DATA PROVIDED:
_____

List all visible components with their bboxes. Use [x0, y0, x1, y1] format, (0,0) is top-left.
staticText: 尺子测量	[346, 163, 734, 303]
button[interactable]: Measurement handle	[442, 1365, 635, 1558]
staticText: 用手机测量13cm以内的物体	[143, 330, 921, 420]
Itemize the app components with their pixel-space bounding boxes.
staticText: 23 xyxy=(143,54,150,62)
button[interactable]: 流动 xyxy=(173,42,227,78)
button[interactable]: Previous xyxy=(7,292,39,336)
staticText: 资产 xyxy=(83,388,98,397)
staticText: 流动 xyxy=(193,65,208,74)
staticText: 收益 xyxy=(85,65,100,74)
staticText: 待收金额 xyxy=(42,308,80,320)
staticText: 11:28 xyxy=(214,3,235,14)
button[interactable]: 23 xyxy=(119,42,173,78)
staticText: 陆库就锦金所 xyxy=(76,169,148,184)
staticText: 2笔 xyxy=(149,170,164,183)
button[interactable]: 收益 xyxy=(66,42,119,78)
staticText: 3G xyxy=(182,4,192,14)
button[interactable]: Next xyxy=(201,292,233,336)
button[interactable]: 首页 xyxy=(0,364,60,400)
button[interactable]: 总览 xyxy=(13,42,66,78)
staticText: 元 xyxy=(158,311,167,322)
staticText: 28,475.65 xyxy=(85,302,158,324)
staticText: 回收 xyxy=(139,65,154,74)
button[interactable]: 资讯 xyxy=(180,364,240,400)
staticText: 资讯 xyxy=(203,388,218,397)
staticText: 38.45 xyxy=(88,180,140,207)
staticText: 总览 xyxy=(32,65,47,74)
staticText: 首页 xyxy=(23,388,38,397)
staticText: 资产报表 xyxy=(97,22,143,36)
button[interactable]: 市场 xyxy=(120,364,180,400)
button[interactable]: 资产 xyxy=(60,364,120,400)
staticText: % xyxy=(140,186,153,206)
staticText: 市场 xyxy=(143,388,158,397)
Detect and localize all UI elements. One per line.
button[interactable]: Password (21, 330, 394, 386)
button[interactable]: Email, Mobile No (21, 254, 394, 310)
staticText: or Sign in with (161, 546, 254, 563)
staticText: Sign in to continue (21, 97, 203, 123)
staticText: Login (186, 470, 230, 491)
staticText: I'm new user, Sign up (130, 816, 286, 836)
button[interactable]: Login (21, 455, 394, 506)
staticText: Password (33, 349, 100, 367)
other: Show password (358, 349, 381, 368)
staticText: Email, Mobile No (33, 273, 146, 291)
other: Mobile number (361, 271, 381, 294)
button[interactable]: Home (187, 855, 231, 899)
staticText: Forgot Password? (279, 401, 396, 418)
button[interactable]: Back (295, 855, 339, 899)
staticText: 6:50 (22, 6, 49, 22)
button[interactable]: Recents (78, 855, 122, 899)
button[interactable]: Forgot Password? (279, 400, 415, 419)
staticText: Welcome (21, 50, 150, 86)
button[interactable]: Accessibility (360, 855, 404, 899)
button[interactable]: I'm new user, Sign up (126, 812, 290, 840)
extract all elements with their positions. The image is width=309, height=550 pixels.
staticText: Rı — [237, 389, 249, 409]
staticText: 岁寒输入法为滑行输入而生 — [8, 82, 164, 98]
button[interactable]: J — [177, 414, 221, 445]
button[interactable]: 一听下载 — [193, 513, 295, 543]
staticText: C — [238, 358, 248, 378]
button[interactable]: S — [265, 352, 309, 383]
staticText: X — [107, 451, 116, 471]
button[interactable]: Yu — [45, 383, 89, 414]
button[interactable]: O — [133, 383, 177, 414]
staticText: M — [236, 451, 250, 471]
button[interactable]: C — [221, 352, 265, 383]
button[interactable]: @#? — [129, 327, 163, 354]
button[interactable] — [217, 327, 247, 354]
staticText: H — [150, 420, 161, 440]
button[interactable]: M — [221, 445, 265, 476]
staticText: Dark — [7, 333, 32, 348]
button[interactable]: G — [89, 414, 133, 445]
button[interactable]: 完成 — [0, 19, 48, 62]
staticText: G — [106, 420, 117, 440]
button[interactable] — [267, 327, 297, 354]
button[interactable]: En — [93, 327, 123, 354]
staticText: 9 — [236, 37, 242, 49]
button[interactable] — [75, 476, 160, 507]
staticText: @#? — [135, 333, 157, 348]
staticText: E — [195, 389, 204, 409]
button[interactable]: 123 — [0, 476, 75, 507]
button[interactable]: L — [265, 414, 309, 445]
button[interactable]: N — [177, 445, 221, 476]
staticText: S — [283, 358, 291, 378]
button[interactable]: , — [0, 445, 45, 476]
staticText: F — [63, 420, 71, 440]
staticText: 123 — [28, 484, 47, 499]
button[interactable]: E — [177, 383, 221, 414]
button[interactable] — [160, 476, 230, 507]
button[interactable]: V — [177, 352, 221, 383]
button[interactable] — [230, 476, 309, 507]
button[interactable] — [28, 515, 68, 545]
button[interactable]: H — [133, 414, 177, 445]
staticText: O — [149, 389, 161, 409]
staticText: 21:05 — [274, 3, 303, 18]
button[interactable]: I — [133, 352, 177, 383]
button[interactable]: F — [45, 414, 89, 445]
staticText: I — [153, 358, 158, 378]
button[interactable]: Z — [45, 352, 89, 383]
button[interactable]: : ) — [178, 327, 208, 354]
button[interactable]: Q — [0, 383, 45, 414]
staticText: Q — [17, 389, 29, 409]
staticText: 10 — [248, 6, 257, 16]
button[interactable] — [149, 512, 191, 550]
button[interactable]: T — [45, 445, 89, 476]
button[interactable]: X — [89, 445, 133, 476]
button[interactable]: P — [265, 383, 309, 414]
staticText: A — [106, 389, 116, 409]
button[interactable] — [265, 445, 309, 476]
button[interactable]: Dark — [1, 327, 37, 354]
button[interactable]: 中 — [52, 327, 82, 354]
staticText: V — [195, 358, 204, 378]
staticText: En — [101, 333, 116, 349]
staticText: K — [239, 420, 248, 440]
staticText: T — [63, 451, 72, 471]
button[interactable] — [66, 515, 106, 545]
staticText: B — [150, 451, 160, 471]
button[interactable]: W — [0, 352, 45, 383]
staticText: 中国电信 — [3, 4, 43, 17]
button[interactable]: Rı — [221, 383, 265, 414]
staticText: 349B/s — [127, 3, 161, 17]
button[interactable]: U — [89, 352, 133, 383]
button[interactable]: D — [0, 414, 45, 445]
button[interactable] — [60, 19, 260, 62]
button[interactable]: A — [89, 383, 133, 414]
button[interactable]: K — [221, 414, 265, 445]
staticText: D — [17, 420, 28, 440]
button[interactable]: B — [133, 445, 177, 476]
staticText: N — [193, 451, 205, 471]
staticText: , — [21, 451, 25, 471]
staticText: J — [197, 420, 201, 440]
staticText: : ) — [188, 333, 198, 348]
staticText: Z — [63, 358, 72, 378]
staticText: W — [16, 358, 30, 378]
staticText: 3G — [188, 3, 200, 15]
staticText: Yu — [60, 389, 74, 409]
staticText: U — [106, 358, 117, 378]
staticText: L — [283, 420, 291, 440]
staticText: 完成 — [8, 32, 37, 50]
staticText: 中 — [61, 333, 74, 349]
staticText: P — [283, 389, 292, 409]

_____

JOB: Return every record above line for line, without changing a single character.

RESULT FOR THIS EXERCISE:
List all visible components with their bboxes. Use [x0, y0, x1, y1] format, (0,0) is top-left.
staticText: 尺子测量	[346, 163, 734, 303]
button[interactable]: Measurement handle	[442, 1365, 635, 1558]
staticText: 用手机测量13cm以内的物体	[143, 330, 921, 420]
Itemize the app components with their pixel-space bounding boxes.
staticText: 23 xyxy=(143,54,150,62)
button[interactable]: 流动 xyxy=(173,42,227,78)
button[interactable]: Previous xyxy=(7,292,39,336)
staticText: 资产 xyxy=(83,388,98,397)
staticText: 流动 xyxy=(193,65,208,74)
staticText: 收益 xyxy=(85,65,100,74)
staticText: 待收金额 xyxy=(42,308,80,320)
staticText: 11:28 xyxy=(214,3,235,14)
button[interactable]: 23 xyxy=(119,42,173,78)
staticText: 陆库就锦金所 xyxy=(76,169,148,184)
staticText: 2笔 xyxy=(149,170,164,183)
button[interactable]: 收益 xyxy=(66,42,119,78)
staticText: 3G xyxy=(182,4,192,14)
button[interactable]: Next xyxy=(201,292,233,336)
button[interactable]: 首页 xyxy=(0,364,60,400)
button[interactable]: 总览 xyxy=(13,42,66,78)
staticText: 元 xyxy=(158,311,167,322)
staticText: 28,475.65 xyxy=(85,302,158,324)
staticText: 回收 xyxy=(139,65,154,74)
button[interactable]: 资讯 xyxy=(180,364,240,400)
staticText: 资讯 xyxy=(203,388,218,397)
staticText: 38.45 xyxy=(88,180,140,207)
staticText: 总览 xyxy=(32,65,47,74)
staticText: 首页 xyxy=(23,388,38,397)
staticText: 资产报表 xyxy=(97,22,143,36)
button[interactable]: 市场 xyxy=(120,364,180,400)
button[interactable]: 资产 xyxy=(60,364,120,400)
staticText: % xyxy=(140,186,153,206)
staticText: 市场 xyxy=(143,388,158,397)
Detect and localize all UI elements. One per line.
button[interactable]: Password (21, 330, 394, 386)
button[interactable]: Email, Mobile No (21, 254, 394, 310)
staticText: or Sign in with (161, 546, 254, 563)
staticText: Sign in to continue (21, 97, 203, 123)
staticText: Login (186, 470, 230, 491)
staticText: I'm new user, Sign up (130, 816, 286, 836)
button[interactable]: Login (21, 455, 394, 506)
staticText: Password (33, 349, 100, 367)
other: Show password (358, 349, 381, 368)
staticText: Email, Mobile No (33, 273, 146, 291)
other: Mobile number (361, 271, 381, 294)
button[interactable]: Home (187, 855, 231, 899)
staticText: Forgot Password? (279, 401, 396, 418)
button[interactable]: Back (295, 855, 339, 899)
staticText: 6:50 (22, 6, 49, 22)
button[interactable]: Recents (78, 855, 122, 899)
button[interactable]: Forgot Password? (279, 400, 415, 419)
staticText: Welcome (21, 50, 150, 86)
button[interactable]: Accessibility (360, 855, 404, 899)
button[interactable]: I'm new user, Sign up (126, 812, 290, 840)
extract all elements with their positions. The image is width=309, height=550 pixels.
staticText: Rı — [237, 389, 249, 409]
staticText: 岁寒输入法为滑行输入而生 — [8, 82, 164, 98]
button[interactable]: J — [177, 414, 221, 445]
button[interactable]: 一听下载 — [193, 513, 295, 543]
staticText: C — [238, 358, 248, 378]
button[interactable]: S — [265, 352, 309, 383]
staticText: X — [107, 451, 116, 471]
button[interactable]: Yu — [45, 383, 89, 414]
button[interactable]: O — [133, 383, 177, 414]
staticText: M — [236, 451, 250, 471]
button[interactable]: C — [221, 352, 265, 383]
button[interactable]: @#? — [129, 327, 163, 354]
button[interactable] — [217, 327, 247, 354]
staticText: H — [150, 420, 161, 440]
button[interactable]: M — [221, 445, 265, 476]
staticText: Dark — [7, 333, 32, 348]
button[interactable]: G — [89, 414, 133, 445]
button[interactable]: 完成 — [0, 19, 48, 62]
staticText: G — [106, 420, 117, 440]
button[interactable] — [267, 327, 297, 354]
button[interactable]: En — [93, 327, 123, 354]
staticText: 9 — [236, 37, 242, 49]
button[interactable] — [75, 476, 160, 507]
staticText: @#? — [135, 333, 157, 348]
staticText: E — [195, 389, 204, 409]
button[interactable]: 123 — [0, 476, 75, 507]
button[interactable]: L — [265, 414, 309, 445]
button[interactable]: N — [177, 445, 221, 476]
staticText: S — [283, 358, 291, 378]
button[interactable]: , — [0, 445, 45, 476]
staticText: F — [63, 420, 71, 440]
staticText: 123 — [28, 484, 47, 499]
button[interactable]: E — [177, 383, 221, 414]
button[interactable] — [160, 476, 230, 507]
button[interactable]: V — [177, 352, 221, 383]
button[interactable] — [230, 476, 309, 507]
button[interactable] — [28, 515, 68, 545]
button[interactable]: H — [133, 414, 177, 445]
staticText: O — [149, 389, 161, 409]
staticText: 21:05 — [274, 3, 303, 18]
button[interactable]: I — [133, 352, 177, 383]
button[interactable]: F — [45, 414, 89, 445]
staticText: I — [153, 358, 158, 378]
button[interactable]: Z — [45, 352, 89, 383]
button[interactable]: : ) — [178, 327, 208, 354]
button[interactable]: Q — [0, 383, 45, 414]
staticText: Q — [17, 389, 29, 409]
staticText: 10 — [248, 6, 257, 16]
button[interactable] — [149, 512, 191, 550]
button[interactable]: T — [45, 445, 89, 476]
button[interactable]: X — [89, 445, 133, 476]
button[interactable]: P — [265, 383, 309, 414]
staticText: A — [106, 389, 116, 409]
button[interactable] — [265, 445, 309, 476]
button[interactable]: Dark — [1, 327, 37, 354]
button[interactable]: 中 — [52, 327, 82, 354]
staticText: V — [195, 358, 204, 378]
staticText: En — [101, 333, 116, 349]
staticText: K — [239, 420, 248, 440]
staticText: T — [63, 451, 72, 471]
button[interactable] — [66, 515, 106, 545]
staticText: B — [150, 451, 160, 471]
button[interactable]: W — [0, 352, 45, 383]
staticText: 中国电信 — [3, 4, 43, 17]
button[interactable]: Rı — [221, 383, 265, 414]
staticText: 349B/s — [127, 3, 161, 17]
button[interactable]: U — [89, 352, 133, 383]
button[interactable]: D — [0, 414, 45, 445]
button[interactable] — [60, 19, 260, 62]
button[interactable]: A — [89, 383, 133, 414]
button[interactable]: K — [221, 414, 265, 445]
staticText: D — [17, 420, 28, 440]
button[interactable]: B — [133, 445, 177, 476]
staticText: N — [193, 451, 205, 471]
staticText: , — [21, 451, 25, 471]
staticText: J — [197, 420, 201, 440]
staticText: : ) — [188, 333, 198, 348]
staticText: Z — [63, 358, 72, 378]
staticText: W — [16, 358, 30, 378]
staticText: 3G — [188, 3, 200, 15]
staticText: Yu — [60, 389, 74, 409]
staticText: U — [106, 358, 117, 378]
staticText: L — [283, 420, 291, 440]
staticText: 完成 — [8, 32, 37, 50]
staticText: 中 — [61, 333, 74, 349]
staticText: P — [283, 389, 292, 409]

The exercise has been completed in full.